**Exercise task:** Collect the lines of the entries where "Краснооктябрьский" shows up.

==== Record extracts ====

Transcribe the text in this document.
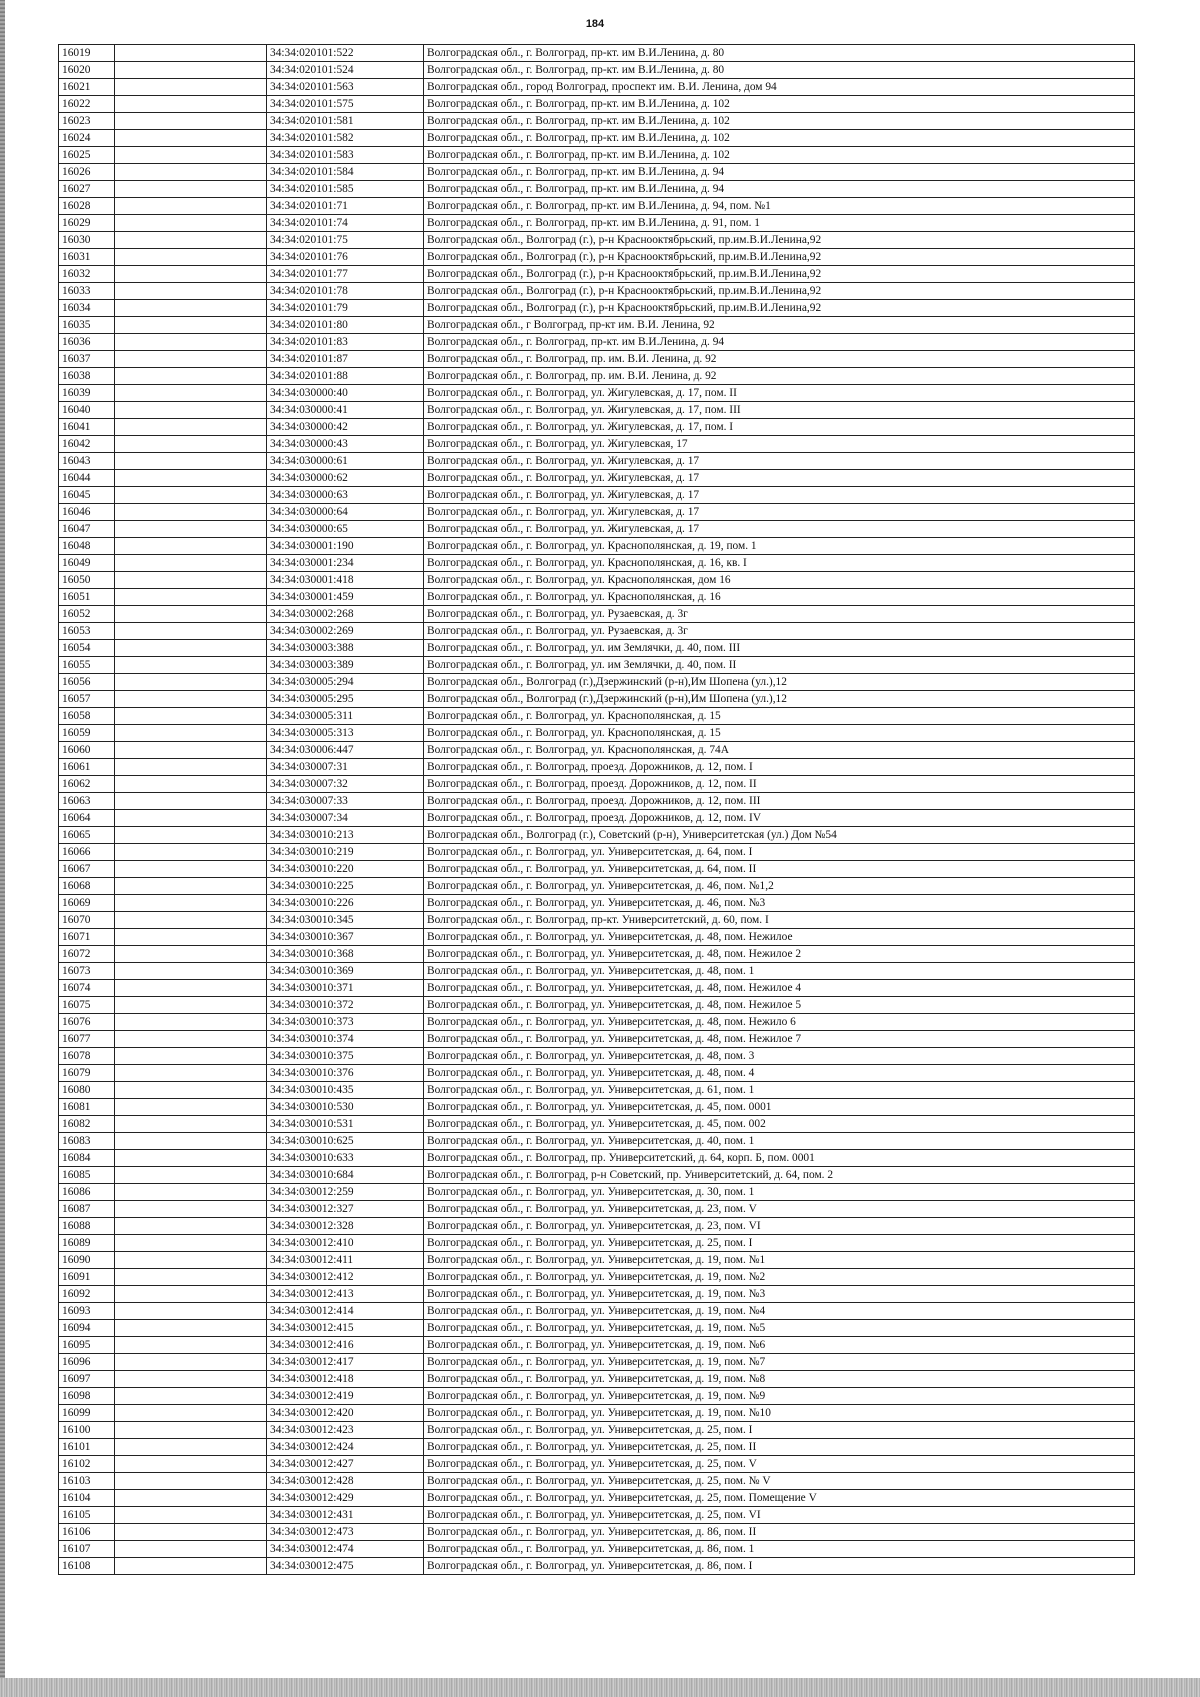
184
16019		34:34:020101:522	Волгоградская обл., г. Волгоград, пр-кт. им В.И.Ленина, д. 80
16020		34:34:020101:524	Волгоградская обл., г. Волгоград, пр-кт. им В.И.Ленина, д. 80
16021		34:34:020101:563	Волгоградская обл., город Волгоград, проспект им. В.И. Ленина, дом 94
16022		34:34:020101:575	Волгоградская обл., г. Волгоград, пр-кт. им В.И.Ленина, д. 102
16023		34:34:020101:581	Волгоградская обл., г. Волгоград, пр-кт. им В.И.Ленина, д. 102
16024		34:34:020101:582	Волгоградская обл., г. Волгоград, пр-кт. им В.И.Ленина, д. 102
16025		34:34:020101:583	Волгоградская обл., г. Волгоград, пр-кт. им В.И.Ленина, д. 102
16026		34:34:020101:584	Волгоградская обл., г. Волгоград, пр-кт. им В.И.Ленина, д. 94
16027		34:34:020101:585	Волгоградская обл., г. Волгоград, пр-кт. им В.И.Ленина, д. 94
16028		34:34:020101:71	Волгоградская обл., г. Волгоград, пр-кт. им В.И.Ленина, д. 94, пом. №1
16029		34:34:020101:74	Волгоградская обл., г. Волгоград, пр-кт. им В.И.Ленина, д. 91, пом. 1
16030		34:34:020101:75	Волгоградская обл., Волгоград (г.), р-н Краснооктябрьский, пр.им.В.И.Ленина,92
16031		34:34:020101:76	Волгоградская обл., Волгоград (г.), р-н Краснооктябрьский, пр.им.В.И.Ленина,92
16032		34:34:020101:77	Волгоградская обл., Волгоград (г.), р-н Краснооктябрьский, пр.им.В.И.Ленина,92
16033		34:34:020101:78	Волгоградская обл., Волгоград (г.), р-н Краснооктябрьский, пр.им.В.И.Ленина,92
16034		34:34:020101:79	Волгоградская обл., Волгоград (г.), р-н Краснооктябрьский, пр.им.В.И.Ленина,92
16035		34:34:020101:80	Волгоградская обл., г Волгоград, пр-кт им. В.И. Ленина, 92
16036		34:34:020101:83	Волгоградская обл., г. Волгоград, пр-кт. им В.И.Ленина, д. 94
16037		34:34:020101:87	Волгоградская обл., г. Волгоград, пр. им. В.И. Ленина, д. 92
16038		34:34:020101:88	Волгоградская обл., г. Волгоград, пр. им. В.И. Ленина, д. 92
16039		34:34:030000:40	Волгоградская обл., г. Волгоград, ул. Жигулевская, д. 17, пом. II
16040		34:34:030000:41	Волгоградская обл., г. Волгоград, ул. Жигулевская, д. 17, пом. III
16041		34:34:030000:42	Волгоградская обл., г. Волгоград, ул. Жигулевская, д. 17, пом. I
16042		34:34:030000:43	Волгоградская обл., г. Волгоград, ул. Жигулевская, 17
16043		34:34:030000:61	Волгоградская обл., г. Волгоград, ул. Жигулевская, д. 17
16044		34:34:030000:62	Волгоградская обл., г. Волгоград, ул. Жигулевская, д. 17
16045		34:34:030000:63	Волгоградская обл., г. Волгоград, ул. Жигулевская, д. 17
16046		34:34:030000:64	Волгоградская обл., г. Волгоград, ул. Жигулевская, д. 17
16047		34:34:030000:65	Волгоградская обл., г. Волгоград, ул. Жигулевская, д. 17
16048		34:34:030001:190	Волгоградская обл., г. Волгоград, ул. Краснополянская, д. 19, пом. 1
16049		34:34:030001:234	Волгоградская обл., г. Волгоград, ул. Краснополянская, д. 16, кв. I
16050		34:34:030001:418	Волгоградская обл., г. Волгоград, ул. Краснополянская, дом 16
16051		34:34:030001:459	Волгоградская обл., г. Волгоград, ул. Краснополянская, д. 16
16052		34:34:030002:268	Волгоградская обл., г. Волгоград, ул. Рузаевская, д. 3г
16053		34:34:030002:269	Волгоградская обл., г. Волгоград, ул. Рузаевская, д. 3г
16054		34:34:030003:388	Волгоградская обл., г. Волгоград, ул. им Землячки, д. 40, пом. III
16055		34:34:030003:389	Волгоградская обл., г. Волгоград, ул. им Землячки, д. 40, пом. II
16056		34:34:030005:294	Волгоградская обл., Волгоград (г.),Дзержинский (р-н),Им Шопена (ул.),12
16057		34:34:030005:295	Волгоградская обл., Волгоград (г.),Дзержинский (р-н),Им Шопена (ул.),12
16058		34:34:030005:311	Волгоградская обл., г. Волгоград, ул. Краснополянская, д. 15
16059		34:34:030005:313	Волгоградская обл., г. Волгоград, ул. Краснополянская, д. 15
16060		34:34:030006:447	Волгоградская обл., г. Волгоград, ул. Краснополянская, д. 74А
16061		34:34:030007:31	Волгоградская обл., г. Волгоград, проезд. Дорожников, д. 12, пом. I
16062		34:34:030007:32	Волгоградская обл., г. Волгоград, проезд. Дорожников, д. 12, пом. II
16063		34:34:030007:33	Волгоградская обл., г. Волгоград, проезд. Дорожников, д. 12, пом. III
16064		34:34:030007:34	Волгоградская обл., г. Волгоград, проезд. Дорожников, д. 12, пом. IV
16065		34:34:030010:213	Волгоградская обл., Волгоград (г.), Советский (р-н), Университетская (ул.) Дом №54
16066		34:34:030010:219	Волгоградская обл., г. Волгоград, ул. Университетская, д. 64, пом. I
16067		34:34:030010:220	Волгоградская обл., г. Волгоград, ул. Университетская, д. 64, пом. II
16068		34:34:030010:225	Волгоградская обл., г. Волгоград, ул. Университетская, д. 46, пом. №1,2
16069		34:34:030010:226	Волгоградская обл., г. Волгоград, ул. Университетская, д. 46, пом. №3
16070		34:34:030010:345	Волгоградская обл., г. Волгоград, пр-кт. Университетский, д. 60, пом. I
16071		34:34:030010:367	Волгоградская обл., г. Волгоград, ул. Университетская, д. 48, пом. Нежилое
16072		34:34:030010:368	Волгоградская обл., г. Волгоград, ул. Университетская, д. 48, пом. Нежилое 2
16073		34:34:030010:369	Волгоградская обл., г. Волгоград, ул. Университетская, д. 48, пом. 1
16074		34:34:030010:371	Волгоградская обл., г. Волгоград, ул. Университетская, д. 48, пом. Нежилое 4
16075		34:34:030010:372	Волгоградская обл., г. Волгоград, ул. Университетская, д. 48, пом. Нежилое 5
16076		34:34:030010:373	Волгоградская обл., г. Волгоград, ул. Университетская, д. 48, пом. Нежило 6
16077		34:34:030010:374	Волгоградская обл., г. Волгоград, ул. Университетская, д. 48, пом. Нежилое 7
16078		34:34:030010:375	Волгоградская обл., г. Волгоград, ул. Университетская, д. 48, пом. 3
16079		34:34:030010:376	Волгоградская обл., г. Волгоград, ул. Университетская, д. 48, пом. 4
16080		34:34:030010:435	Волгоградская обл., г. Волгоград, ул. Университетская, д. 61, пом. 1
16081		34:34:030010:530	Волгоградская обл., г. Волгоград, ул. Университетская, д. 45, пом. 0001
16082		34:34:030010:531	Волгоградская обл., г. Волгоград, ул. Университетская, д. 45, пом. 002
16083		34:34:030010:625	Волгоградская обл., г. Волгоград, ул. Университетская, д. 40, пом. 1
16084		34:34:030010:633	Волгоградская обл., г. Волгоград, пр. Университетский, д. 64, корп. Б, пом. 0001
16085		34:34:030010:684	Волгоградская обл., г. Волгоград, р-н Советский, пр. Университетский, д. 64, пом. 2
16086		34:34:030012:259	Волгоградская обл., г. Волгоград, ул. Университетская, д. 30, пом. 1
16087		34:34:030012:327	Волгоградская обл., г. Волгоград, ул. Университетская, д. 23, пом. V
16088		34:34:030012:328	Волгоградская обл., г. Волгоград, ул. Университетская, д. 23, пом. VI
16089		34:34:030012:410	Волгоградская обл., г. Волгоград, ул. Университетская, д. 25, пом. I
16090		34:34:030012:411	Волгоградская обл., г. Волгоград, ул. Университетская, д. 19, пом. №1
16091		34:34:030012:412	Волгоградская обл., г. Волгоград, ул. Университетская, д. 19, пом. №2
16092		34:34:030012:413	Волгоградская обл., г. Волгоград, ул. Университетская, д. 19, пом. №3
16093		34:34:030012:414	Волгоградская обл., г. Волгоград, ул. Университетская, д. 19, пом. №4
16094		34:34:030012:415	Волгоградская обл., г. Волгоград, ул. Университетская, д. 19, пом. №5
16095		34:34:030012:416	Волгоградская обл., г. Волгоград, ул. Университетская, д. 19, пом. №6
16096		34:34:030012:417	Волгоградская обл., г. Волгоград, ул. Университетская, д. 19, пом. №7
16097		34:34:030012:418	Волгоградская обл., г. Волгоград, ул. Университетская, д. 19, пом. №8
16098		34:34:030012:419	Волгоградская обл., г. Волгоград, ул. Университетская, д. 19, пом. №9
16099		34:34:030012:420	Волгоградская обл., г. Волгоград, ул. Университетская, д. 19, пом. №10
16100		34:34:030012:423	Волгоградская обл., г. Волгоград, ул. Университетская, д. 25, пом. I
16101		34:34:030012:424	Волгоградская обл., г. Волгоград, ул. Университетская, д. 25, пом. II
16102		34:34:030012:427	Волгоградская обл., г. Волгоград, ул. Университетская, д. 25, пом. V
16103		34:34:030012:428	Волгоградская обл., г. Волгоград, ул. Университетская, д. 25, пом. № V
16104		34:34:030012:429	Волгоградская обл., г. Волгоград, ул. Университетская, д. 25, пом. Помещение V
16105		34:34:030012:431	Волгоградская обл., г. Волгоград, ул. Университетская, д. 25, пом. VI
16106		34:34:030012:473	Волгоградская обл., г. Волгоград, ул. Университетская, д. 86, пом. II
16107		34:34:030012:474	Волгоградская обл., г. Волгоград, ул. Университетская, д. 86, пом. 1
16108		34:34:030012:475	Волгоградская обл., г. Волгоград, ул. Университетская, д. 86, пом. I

====
==== Record extracts ====

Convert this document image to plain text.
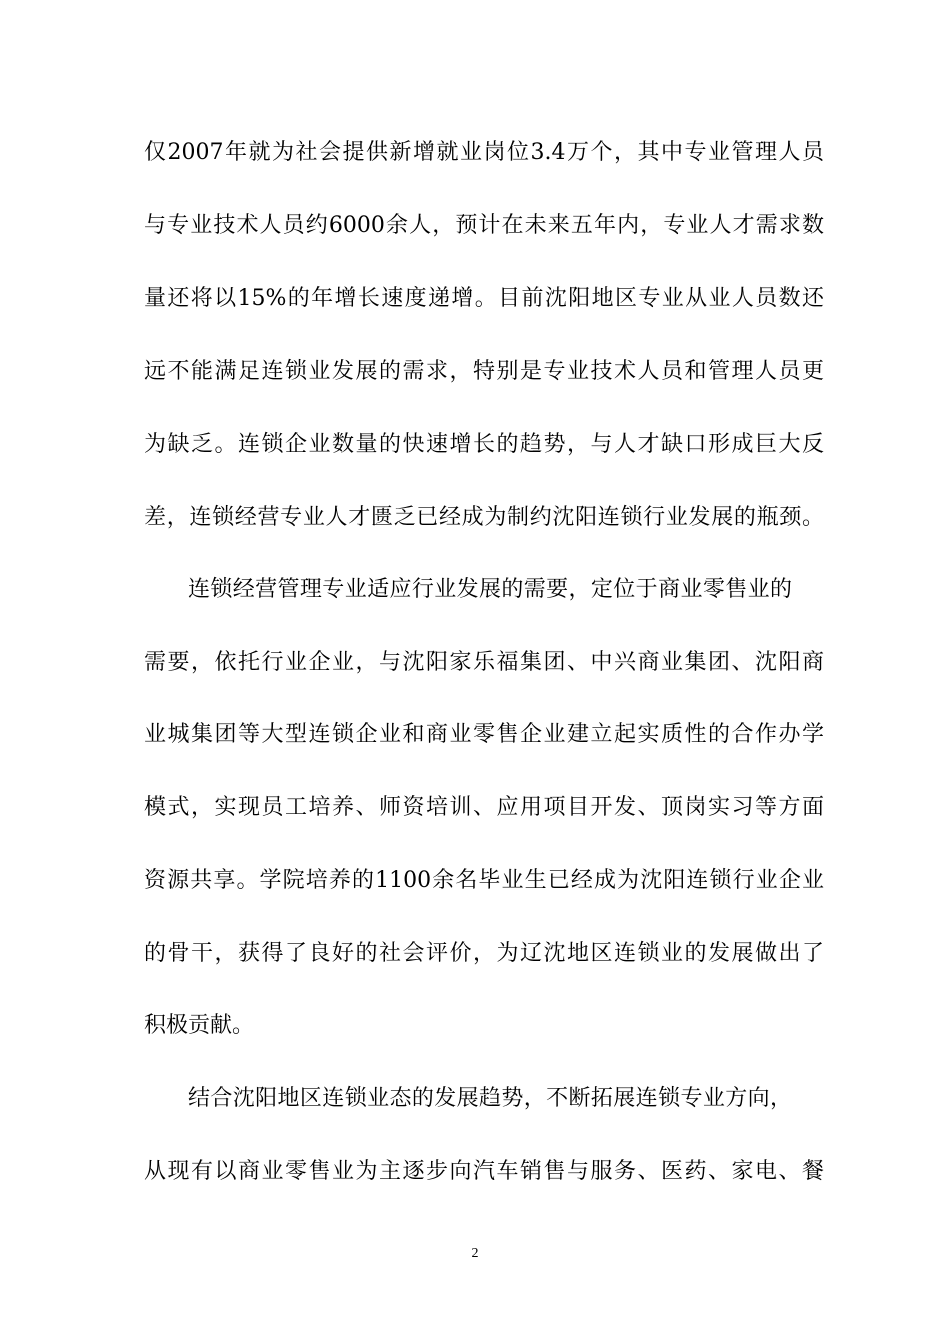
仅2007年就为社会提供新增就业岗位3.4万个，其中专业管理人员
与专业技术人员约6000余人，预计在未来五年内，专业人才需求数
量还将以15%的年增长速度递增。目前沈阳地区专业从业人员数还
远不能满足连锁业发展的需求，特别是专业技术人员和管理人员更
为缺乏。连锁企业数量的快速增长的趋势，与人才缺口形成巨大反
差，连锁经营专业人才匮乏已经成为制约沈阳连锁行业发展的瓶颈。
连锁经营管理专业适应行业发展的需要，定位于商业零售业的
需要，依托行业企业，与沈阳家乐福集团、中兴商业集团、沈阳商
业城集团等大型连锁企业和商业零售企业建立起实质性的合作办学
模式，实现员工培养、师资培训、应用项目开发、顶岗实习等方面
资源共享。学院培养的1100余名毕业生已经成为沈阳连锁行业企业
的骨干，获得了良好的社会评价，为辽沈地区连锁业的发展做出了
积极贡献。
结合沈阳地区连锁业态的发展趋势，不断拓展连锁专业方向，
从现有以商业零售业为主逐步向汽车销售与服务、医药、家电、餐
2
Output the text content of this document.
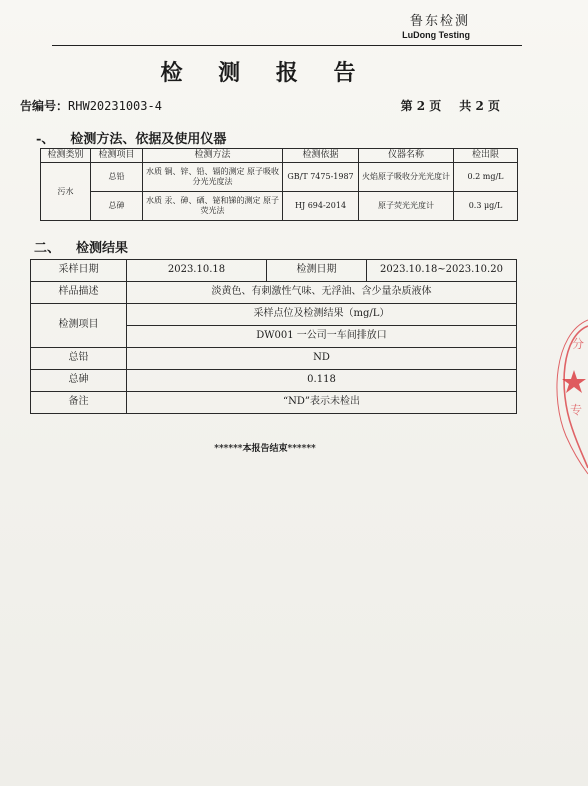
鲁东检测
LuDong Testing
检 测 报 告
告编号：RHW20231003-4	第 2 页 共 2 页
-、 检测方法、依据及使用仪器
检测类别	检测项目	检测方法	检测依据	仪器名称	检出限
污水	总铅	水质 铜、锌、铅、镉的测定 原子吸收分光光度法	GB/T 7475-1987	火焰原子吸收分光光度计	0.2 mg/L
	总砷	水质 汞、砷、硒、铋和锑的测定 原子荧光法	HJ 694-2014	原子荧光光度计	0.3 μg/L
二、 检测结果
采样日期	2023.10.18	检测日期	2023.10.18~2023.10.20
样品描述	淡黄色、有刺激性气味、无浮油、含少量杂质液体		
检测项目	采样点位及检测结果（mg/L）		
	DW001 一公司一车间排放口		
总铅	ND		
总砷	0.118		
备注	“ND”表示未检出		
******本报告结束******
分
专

====
==== Record extracts ====

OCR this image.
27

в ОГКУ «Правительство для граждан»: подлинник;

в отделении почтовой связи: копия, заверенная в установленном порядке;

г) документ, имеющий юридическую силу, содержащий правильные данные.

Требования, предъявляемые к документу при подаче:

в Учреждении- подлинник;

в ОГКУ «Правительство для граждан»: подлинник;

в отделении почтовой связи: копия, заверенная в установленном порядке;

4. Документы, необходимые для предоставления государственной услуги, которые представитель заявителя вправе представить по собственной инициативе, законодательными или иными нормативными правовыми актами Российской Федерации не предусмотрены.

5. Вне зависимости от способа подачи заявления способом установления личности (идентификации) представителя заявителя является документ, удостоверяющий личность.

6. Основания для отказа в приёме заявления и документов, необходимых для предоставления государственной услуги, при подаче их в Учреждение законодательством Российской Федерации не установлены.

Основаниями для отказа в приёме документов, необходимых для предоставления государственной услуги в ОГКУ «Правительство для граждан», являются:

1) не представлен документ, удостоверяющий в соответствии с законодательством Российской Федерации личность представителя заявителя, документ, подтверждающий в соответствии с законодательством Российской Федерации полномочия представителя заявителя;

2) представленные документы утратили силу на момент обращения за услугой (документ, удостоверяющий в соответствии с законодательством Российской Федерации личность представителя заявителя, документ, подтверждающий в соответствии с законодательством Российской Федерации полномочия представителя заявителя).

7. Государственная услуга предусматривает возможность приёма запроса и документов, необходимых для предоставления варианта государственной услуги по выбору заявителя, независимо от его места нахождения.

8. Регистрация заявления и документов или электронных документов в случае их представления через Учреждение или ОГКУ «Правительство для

====

**Output:**
16030		34:34:020101:75	Волгоградская обл., Волгоград (г.), р-н Краснооктябрьский, пр.им.В.И.Ленина,92
16031		34:34:020101:76	Волгоградская обл., Волгоград (г.), р-н Краснооктябрьский, пр.им.В.И.Ленина,92
16032		34:34:020101:77	Волгоградская обл., Волгоград (г.), р-н Краснооктябрьский, пр.им.В.И.Ленина,92
16033		34:34:020101:78	Волгоградская обл., Волгоград (г.), р-н Краснооктябрьский, пр.им.В.И.Ленина,92
16034		34:34:020101:79	Волгоградская обл., Волгоград (г.), р-н Краснооктябрьский, пр.им.В.И.Ленина,92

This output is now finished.